→ Aim of the exercise
Copy each line of the entries that contains the word "przejazd".

→ Data rows
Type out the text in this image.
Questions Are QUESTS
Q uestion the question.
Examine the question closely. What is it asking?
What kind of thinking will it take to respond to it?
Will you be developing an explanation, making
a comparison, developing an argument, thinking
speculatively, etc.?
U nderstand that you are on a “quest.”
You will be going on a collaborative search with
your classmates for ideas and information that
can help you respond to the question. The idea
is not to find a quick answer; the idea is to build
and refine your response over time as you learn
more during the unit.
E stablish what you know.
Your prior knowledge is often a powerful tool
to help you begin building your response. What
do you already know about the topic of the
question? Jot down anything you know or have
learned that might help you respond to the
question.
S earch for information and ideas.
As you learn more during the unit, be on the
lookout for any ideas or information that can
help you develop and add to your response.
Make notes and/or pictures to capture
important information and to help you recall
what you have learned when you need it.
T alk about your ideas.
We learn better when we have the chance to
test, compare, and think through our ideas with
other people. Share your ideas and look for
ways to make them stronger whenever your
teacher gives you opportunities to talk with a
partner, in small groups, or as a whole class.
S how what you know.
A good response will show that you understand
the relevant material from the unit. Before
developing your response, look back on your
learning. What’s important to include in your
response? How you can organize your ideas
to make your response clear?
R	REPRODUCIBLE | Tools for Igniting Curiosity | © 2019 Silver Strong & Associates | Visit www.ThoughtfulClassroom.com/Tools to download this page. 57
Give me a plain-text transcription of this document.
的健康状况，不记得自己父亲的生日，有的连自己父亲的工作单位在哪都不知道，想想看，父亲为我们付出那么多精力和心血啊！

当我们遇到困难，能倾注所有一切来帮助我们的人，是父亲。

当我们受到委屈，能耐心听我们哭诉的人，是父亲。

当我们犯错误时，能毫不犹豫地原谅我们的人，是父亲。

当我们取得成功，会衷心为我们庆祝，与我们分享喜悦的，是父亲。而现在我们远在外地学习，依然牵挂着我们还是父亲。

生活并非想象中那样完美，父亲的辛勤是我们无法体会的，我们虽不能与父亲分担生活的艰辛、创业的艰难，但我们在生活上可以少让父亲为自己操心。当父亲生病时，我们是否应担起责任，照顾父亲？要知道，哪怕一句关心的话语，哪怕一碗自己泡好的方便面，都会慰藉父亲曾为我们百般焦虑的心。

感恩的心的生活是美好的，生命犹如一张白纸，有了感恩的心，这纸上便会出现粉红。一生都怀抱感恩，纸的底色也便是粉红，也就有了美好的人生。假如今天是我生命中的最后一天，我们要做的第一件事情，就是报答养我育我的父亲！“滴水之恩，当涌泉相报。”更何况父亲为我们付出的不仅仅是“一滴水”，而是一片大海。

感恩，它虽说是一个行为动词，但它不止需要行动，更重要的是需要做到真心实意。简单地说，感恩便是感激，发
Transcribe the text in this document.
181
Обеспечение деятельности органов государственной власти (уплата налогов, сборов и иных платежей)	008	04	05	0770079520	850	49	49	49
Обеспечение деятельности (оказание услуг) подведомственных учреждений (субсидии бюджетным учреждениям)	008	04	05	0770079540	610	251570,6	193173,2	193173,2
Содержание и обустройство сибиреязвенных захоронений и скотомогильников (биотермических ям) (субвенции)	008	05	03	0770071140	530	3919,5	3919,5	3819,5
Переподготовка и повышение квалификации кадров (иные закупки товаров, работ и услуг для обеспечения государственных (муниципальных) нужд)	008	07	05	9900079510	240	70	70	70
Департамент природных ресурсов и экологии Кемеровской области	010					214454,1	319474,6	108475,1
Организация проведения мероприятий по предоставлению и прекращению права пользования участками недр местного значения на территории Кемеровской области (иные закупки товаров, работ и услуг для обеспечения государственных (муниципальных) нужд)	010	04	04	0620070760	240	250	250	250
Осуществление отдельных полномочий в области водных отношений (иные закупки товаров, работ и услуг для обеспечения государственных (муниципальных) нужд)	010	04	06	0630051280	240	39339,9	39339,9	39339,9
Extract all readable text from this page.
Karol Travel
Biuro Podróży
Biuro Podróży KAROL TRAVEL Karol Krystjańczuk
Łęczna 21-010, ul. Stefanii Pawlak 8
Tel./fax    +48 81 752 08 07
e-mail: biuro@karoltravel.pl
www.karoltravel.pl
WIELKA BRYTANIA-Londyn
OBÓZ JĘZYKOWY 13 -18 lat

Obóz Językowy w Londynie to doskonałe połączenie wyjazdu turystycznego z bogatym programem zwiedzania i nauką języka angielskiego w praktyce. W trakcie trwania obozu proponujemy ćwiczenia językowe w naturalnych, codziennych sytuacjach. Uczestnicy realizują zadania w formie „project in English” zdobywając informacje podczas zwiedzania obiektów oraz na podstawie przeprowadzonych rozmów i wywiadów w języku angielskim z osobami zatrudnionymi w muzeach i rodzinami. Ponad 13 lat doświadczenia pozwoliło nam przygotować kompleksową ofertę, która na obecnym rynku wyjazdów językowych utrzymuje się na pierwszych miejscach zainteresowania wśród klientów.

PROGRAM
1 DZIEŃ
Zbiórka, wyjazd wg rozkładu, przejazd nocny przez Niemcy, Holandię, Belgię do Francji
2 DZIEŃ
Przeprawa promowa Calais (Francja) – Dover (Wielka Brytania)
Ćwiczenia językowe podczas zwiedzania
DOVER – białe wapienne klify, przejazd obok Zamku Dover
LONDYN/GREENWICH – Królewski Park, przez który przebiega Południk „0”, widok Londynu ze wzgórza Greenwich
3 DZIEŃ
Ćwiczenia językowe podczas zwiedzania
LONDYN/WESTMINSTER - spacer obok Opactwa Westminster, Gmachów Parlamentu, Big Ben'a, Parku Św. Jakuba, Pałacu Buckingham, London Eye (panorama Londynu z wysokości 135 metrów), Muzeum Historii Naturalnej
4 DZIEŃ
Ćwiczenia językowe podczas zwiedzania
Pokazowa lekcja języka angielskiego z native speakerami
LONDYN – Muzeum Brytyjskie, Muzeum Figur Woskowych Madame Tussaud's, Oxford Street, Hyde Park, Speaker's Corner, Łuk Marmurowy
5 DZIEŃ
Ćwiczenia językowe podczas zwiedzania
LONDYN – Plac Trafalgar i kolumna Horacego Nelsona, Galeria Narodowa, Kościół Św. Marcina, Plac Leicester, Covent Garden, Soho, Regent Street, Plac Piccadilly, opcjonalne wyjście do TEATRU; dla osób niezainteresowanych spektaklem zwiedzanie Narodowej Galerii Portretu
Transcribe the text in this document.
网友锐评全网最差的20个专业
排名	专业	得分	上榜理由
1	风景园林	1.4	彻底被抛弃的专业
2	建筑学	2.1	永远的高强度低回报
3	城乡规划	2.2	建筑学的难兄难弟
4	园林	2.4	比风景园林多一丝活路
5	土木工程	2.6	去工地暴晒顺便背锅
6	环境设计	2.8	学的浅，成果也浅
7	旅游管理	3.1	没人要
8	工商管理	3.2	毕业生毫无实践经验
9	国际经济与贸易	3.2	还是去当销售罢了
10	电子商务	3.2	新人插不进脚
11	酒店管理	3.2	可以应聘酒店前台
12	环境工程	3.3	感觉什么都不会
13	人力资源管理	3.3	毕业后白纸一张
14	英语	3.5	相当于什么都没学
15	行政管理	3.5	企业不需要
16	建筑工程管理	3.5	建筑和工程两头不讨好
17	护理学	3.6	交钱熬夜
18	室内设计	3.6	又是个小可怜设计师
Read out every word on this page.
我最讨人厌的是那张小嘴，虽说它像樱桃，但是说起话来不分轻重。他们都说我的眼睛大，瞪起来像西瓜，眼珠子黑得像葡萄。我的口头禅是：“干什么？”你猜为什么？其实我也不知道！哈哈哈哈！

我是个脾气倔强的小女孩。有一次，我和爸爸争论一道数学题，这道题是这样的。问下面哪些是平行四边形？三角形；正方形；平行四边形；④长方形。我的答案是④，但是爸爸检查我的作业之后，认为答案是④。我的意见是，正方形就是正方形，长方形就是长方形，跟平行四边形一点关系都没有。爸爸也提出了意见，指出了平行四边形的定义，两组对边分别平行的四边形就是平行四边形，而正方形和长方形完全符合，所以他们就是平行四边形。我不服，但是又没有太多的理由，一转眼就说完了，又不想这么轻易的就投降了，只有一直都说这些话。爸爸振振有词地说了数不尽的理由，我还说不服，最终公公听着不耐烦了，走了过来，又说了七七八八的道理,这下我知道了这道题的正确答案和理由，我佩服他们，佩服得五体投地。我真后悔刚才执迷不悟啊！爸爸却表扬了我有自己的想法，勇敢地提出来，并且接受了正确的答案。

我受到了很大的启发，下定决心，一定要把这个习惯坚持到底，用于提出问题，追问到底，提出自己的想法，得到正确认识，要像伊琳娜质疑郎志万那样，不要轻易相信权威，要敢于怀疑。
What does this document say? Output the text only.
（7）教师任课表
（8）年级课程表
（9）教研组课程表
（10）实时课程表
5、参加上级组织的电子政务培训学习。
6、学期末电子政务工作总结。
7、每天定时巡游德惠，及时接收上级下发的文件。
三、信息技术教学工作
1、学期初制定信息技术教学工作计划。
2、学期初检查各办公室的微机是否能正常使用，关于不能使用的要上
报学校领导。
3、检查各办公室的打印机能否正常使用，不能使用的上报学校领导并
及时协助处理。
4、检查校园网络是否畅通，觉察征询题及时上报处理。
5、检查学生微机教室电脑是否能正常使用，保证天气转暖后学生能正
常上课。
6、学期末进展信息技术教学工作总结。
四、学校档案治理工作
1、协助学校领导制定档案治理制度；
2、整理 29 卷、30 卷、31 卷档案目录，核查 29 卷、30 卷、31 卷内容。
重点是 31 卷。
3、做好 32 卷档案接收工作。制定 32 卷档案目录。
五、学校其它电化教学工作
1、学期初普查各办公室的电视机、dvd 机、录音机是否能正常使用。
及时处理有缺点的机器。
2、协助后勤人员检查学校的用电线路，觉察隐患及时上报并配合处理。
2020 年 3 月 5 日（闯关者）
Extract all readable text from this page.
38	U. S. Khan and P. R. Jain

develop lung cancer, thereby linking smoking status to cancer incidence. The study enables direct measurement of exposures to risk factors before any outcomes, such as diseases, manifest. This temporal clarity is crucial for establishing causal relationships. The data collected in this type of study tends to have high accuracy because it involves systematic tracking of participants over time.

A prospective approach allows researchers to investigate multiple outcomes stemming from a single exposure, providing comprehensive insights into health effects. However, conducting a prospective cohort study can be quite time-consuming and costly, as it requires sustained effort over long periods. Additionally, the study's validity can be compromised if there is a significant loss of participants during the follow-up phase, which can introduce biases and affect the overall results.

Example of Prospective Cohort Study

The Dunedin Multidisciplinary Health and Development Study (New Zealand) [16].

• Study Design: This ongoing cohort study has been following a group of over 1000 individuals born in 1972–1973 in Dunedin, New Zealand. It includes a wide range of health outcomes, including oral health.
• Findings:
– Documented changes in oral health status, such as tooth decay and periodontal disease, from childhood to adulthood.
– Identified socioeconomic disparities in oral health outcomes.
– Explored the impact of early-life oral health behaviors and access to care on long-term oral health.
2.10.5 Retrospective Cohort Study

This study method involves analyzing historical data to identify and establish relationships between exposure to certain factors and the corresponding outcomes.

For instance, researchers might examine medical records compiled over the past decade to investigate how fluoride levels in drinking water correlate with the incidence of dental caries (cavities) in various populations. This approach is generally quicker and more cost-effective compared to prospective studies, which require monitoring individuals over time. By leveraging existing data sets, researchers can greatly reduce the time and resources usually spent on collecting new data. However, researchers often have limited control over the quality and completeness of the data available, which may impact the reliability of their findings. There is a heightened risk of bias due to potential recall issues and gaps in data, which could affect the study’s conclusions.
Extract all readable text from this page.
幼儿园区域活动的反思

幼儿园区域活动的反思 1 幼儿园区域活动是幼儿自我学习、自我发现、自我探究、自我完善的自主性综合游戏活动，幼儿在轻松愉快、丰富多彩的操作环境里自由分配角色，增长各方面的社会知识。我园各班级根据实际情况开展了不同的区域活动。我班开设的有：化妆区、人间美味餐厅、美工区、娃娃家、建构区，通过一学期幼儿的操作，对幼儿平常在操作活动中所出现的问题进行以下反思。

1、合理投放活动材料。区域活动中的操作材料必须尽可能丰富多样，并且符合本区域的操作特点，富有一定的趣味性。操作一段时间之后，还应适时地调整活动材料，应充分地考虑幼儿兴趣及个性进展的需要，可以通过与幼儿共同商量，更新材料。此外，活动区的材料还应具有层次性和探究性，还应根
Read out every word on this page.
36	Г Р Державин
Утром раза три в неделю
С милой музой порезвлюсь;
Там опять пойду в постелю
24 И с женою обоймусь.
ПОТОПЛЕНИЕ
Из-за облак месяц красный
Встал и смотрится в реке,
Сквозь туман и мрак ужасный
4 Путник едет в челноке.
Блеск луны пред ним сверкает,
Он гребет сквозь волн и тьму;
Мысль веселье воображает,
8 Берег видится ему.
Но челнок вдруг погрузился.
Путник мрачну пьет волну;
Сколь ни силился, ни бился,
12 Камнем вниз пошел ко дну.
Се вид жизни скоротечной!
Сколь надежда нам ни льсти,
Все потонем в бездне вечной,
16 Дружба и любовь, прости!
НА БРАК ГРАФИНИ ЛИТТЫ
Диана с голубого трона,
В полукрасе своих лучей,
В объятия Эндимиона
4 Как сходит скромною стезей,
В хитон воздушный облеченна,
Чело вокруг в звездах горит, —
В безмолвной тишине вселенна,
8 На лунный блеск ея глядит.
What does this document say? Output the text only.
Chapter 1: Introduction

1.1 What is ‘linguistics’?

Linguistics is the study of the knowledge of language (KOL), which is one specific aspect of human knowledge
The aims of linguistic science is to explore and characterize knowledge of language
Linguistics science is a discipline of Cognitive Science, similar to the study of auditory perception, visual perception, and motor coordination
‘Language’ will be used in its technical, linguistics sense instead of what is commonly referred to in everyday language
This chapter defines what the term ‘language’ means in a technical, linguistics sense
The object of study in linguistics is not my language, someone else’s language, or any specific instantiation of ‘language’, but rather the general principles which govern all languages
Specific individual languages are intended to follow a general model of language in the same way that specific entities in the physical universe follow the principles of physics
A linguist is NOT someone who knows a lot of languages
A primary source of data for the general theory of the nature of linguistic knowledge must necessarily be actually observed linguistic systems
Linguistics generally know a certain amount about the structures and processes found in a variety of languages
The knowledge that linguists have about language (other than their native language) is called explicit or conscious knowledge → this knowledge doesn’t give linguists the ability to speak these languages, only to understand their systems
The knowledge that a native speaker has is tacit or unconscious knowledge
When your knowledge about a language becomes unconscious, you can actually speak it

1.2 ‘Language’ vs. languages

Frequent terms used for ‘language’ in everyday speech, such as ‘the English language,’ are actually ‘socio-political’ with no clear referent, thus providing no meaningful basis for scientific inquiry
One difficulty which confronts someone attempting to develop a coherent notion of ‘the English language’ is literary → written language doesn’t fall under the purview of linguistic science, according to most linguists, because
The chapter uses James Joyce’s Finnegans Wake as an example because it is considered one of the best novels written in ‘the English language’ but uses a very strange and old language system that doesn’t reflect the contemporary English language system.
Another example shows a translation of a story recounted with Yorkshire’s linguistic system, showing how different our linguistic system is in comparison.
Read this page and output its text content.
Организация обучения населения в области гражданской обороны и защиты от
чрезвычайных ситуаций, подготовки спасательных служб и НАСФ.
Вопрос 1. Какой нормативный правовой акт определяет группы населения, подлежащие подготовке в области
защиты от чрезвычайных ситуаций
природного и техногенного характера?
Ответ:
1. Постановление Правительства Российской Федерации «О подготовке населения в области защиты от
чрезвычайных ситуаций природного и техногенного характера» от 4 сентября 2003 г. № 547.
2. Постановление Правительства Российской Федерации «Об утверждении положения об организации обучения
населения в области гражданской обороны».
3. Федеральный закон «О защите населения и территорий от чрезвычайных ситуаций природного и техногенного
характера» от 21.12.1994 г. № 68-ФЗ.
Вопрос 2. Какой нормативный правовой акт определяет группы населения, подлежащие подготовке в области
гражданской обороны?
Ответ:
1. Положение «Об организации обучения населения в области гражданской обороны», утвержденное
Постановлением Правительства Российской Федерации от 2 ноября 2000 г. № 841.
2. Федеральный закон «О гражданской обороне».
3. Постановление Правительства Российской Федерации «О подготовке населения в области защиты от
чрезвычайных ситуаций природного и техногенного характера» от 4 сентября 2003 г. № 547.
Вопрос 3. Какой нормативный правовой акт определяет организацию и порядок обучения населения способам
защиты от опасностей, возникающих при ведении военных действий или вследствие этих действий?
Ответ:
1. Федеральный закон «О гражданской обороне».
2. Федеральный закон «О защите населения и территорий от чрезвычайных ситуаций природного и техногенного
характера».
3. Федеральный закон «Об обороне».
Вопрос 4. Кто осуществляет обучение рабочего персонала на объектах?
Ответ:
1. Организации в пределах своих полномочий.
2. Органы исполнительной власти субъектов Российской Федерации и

→ Answer below
Zbiórka, wyjazd wg rozkładu, przejazd nocny przez Niemcy, Holandię, Belgię do Francji
DOVER – białe wapienne klify, przejazd obok Zamku Dover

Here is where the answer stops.